Wherever the string "added" shows up in a line, count that line. Give the total alone.

——————

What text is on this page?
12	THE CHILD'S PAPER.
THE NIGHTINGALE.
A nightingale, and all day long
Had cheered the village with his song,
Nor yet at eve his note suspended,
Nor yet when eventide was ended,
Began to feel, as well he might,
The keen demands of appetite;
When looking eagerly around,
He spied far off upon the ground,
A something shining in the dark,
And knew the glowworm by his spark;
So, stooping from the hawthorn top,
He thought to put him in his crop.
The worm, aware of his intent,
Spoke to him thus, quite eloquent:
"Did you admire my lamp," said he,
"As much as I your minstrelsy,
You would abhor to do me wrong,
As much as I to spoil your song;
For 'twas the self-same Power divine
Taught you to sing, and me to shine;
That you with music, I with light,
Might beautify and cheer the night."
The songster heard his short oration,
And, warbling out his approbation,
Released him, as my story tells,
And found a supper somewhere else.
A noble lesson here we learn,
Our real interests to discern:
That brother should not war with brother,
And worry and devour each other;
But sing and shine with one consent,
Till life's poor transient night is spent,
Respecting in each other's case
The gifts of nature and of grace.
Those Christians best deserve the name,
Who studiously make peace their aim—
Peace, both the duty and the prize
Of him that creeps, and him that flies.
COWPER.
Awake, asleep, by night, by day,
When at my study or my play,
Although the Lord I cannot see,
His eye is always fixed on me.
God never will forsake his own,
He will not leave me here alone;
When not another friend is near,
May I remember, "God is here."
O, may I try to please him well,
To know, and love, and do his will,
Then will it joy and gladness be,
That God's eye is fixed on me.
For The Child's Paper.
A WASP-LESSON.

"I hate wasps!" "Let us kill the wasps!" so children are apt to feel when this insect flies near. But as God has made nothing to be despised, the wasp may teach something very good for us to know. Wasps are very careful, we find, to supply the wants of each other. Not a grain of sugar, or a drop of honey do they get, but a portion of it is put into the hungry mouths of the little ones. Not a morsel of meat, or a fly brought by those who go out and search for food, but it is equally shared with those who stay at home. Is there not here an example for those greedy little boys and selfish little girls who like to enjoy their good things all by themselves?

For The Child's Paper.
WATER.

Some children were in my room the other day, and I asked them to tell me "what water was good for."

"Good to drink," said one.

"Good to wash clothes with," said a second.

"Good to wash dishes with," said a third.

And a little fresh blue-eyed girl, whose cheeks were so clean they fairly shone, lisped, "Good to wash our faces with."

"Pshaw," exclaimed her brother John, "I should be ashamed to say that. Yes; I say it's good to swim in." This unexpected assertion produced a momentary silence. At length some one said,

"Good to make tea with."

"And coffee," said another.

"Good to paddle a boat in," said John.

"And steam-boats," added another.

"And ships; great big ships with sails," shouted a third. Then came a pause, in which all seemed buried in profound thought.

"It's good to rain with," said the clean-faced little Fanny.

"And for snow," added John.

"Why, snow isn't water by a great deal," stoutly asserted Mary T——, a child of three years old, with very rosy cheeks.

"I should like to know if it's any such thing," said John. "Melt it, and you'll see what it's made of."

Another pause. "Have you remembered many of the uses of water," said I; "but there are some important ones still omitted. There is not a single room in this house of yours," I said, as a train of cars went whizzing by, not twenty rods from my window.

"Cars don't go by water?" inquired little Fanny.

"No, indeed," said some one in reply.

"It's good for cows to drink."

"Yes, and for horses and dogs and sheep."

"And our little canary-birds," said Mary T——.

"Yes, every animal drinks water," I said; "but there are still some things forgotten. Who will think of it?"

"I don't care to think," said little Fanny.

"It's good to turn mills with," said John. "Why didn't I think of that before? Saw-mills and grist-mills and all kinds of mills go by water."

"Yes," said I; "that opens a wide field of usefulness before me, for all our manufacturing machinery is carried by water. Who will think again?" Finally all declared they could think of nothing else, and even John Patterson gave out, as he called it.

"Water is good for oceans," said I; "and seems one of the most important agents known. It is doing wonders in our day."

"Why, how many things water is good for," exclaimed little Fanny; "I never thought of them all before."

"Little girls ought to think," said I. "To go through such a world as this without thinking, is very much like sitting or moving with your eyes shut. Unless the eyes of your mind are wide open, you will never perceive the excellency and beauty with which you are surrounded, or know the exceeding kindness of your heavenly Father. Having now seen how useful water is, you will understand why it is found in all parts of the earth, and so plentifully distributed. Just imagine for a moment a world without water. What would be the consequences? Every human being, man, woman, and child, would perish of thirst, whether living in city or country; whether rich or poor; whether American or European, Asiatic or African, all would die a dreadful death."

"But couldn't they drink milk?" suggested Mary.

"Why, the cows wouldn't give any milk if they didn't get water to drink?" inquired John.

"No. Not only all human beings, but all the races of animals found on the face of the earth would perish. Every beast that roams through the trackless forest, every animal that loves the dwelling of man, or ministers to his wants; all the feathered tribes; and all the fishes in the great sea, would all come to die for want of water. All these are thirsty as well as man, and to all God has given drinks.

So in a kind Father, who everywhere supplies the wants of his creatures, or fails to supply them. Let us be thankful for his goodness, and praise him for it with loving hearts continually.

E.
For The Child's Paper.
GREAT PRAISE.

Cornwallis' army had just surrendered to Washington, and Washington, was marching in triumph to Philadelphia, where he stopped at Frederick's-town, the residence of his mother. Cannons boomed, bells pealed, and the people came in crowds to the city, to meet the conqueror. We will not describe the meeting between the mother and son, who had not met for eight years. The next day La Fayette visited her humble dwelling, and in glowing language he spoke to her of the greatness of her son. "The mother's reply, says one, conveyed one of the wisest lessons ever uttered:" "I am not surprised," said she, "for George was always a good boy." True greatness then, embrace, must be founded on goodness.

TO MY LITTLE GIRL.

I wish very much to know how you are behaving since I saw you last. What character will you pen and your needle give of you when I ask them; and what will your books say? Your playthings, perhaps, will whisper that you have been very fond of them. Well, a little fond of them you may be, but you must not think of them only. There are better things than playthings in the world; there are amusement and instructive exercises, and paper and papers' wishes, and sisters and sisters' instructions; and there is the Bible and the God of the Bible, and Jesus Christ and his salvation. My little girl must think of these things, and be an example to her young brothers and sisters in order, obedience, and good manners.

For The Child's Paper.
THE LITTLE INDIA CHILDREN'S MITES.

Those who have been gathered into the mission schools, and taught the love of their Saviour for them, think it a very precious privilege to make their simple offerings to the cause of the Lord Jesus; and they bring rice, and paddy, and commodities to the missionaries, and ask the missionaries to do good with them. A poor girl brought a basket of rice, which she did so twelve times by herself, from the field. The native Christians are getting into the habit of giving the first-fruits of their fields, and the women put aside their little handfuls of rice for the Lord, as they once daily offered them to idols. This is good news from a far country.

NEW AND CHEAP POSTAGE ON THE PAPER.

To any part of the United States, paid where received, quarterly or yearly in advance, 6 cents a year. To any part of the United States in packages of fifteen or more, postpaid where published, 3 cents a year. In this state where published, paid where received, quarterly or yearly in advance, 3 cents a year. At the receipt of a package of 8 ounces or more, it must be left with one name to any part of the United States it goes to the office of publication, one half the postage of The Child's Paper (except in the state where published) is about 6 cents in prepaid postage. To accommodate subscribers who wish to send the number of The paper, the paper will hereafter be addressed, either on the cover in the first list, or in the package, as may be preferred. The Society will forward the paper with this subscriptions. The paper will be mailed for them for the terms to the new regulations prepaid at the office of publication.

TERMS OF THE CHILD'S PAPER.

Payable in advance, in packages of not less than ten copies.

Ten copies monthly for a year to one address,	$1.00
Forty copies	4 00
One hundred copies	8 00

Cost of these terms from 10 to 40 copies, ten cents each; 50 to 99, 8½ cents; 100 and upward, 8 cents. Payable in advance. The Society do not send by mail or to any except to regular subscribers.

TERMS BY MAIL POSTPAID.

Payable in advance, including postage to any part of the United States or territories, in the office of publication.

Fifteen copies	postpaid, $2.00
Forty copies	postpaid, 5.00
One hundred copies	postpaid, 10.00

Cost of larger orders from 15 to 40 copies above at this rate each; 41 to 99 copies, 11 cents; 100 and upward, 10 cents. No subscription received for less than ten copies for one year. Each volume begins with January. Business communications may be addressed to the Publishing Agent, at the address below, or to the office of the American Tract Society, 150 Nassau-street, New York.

——————

_OUTPUT OF THE EXERCISE_. 2